Records excerpted from a collection:
<<<<

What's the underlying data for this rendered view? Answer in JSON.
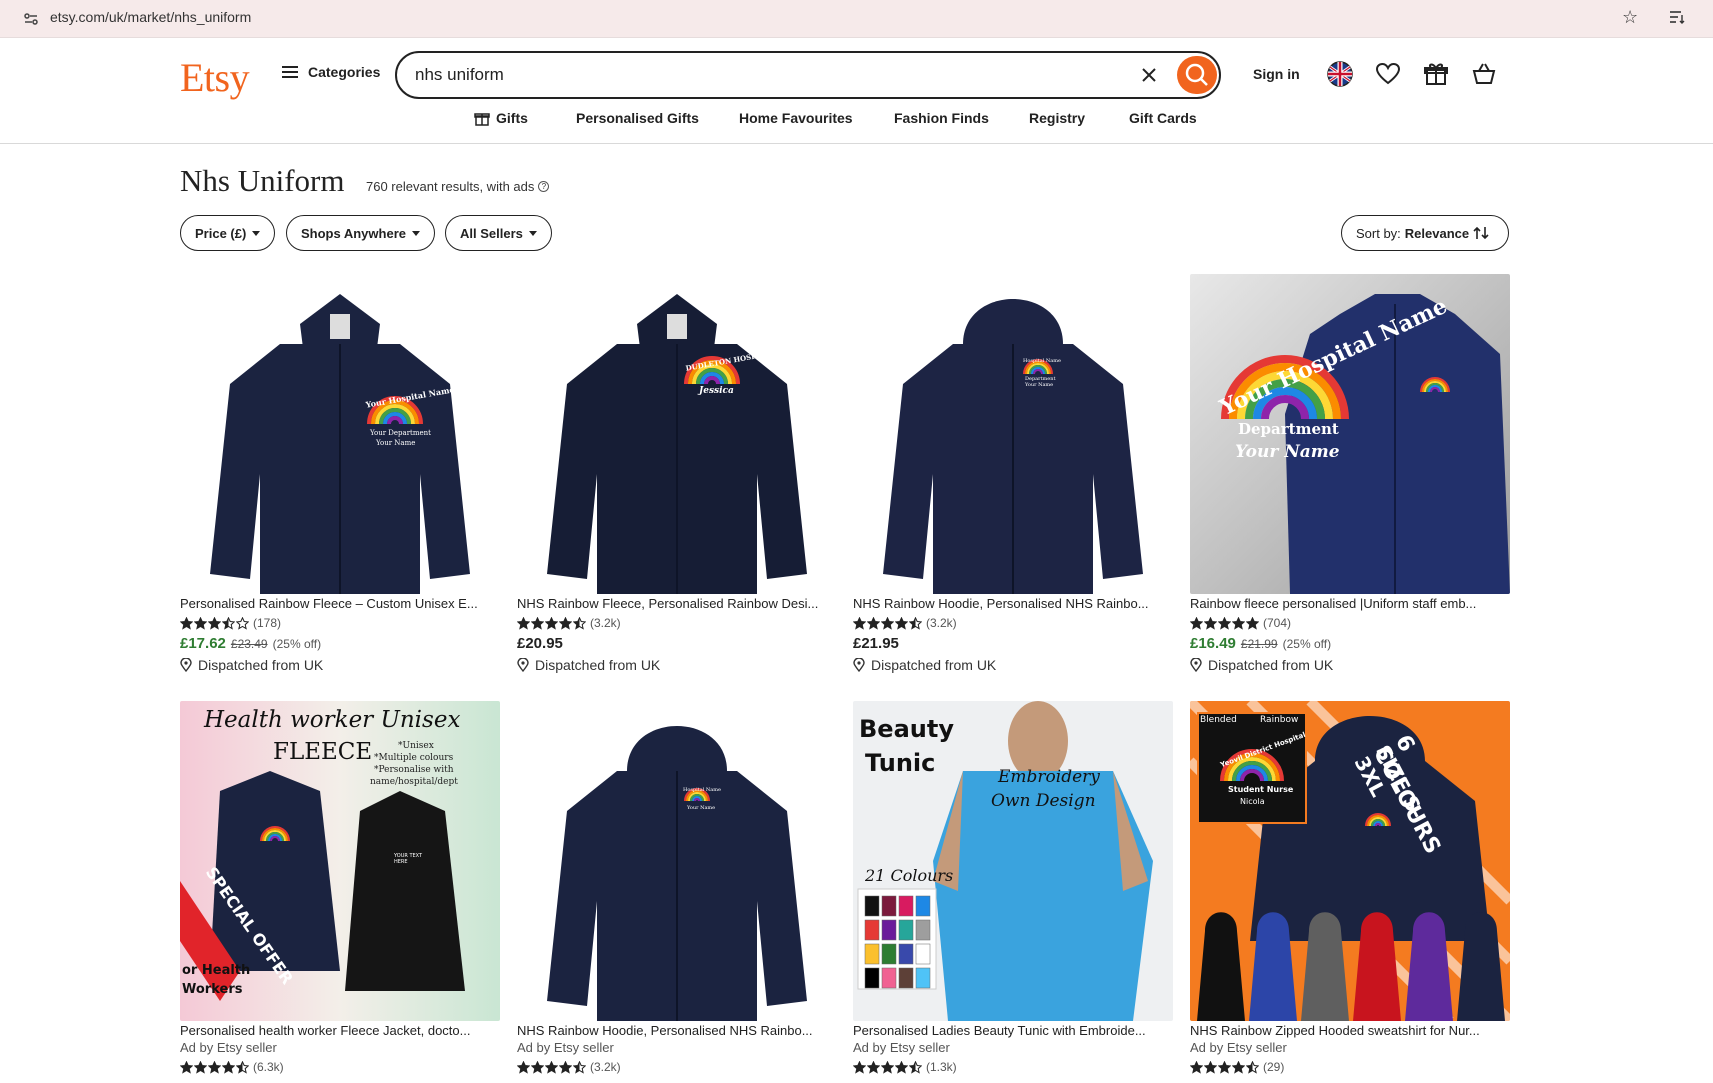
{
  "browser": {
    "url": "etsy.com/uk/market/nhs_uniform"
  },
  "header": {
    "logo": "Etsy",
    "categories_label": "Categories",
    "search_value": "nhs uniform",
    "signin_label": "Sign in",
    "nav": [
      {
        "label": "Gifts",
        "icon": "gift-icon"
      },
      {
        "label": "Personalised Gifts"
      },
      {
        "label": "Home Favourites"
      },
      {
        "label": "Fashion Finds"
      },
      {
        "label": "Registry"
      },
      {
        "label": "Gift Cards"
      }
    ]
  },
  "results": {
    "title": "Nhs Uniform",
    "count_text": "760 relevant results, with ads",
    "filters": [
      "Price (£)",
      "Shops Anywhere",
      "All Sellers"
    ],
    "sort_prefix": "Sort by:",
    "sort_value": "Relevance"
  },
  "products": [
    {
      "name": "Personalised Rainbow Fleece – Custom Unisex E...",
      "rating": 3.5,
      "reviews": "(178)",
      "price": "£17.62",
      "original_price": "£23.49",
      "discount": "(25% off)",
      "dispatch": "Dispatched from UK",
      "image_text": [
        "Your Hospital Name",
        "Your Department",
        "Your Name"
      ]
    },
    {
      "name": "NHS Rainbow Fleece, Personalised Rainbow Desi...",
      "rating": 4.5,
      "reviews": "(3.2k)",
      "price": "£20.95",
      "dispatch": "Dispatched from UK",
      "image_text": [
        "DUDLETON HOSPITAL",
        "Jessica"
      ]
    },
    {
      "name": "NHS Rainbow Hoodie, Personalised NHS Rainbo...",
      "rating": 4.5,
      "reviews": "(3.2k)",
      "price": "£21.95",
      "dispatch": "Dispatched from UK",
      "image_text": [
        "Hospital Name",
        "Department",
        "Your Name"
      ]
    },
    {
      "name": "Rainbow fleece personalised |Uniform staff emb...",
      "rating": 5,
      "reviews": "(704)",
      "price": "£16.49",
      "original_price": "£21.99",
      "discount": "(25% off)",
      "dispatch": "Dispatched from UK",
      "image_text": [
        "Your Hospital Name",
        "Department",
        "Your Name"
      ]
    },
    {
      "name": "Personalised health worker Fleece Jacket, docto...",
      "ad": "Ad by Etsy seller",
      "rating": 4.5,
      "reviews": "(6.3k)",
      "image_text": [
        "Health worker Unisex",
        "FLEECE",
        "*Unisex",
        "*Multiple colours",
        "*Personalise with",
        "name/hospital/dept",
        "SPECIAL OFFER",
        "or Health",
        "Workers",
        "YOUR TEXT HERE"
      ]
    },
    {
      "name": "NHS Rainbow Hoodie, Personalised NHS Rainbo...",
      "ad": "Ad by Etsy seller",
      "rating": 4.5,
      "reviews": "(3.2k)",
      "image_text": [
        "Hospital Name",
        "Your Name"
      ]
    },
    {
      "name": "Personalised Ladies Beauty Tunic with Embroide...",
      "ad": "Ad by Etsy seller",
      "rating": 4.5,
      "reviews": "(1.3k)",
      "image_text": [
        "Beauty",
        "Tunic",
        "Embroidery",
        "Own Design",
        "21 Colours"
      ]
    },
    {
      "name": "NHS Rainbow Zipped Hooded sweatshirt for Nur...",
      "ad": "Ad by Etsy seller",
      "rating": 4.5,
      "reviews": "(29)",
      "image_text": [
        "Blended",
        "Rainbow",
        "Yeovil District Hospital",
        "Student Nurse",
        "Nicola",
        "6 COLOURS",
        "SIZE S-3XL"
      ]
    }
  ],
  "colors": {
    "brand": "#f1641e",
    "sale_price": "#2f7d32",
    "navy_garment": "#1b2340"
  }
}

>>>>
<<<<

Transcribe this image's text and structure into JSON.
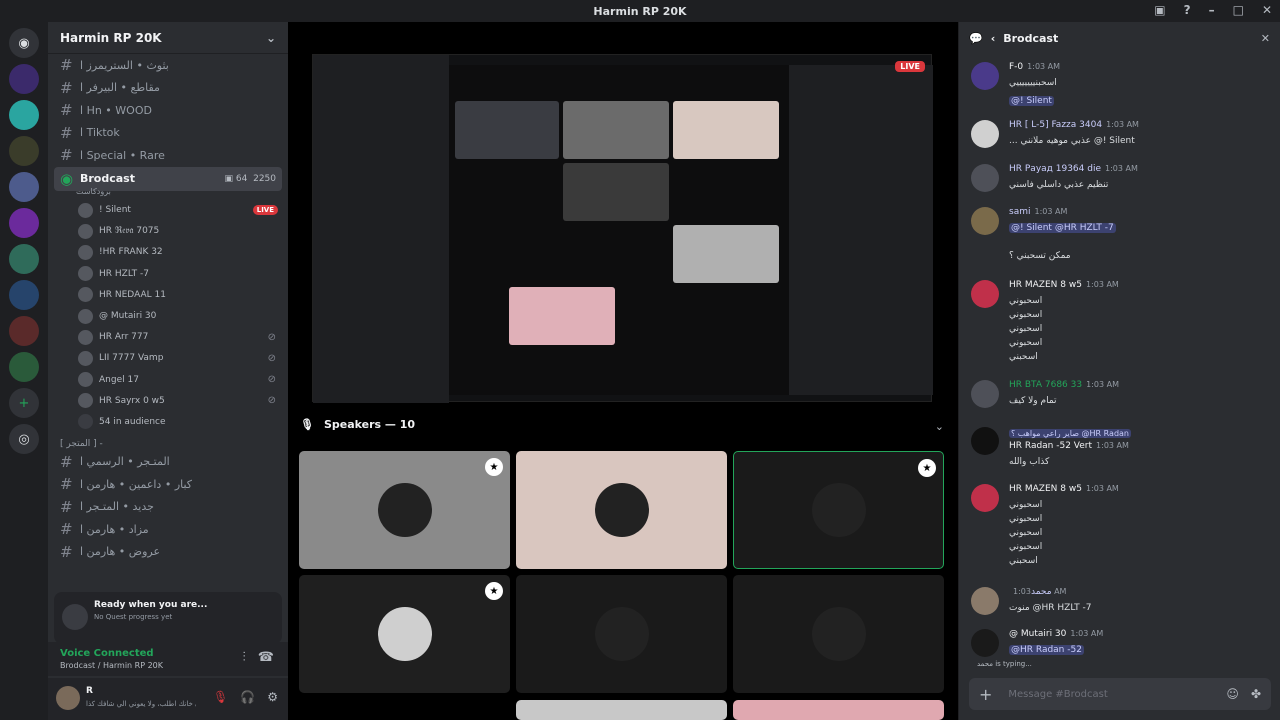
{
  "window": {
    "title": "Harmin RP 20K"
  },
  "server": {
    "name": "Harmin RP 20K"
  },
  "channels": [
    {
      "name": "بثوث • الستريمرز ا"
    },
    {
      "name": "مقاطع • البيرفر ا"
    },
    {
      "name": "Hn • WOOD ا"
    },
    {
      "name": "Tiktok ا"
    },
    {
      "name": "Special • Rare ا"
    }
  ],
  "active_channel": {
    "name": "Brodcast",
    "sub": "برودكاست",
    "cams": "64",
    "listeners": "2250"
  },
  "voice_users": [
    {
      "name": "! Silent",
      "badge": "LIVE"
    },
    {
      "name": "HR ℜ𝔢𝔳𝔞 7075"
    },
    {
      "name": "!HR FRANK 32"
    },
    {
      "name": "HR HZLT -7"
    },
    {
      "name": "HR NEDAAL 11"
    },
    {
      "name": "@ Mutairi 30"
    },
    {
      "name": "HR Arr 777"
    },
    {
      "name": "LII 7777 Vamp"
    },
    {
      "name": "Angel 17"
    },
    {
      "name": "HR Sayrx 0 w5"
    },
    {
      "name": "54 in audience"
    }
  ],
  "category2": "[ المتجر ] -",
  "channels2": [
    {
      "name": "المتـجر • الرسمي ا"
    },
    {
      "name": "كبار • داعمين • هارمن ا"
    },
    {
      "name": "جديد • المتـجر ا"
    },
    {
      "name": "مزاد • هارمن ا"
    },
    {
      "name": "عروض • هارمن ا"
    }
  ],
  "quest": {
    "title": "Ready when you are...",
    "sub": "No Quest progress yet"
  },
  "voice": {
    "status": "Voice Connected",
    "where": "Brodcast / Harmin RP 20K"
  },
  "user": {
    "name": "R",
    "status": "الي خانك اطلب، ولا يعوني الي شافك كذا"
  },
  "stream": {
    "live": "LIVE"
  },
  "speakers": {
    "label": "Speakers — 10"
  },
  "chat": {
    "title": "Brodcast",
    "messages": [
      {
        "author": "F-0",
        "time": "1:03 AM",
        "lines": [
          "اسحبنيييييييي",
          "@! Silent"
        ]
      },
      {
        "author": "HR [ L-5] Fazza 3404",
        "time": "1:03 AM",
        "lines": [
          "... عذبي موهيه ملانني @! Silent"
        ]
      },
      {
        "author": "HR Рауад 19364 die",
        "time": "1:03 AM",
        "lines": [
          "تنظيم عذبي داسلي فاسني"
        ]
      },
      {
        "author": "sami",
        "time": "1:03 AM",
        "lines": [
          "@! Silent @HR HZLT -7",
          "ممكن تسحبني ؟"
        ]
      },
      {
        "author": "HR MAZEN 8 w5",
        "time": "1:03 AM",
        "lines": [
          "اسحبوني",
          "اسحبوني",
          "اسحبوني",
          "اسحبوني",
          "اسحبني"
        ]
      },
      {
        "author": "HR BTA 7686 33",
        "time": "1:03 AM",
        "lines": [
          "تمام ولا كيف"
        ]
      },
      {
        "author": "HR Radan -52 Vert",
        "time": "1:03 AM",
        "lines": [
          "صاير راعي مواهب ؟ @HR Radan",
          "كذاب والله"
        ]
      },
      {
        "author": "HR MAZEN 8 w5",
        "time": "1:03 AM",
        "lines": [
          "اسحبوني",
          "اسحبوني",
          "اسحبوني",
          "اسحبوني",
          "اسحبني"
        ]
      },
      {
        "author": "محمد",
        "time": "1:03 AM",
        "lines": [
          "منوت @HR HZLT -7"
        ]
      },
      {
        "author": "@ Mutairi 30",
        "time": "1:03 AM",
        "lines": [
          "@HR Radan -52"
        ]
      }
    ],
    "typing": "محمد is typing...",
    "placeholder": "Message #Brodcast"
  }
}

>>>>
<<<<

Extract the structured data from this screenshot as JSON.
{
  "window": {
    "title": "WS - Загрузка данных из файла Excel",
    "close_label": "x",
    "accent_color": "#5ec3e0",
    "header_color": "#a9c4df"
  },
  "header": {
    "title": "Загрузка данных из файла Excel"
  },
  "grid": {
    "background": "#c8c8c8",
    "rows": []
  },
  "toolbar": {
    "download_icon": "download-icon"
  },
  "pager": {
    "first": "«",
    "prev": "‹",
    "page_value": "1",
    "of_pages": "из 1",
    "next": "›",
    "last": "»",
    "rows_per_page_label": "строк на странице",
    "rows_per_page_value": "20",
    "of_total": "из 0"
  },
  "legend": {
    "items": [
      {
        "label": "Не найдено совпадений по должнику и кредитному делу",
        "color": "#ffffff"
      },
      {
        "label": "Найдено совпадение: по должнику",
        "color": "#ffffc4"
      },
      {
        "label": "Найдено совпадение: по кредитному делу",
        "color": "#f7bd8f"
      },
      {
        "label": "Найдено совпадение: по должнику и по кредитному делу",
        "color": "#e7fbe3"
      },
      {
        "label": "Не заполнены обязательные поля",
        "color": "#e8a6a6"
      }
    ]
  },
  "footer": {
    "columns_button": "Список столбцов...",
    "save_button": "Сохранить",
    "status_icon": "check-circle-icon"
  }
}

>>>>

Report the number of lines of the listing above that hold the string "هارمن", with no other text.

3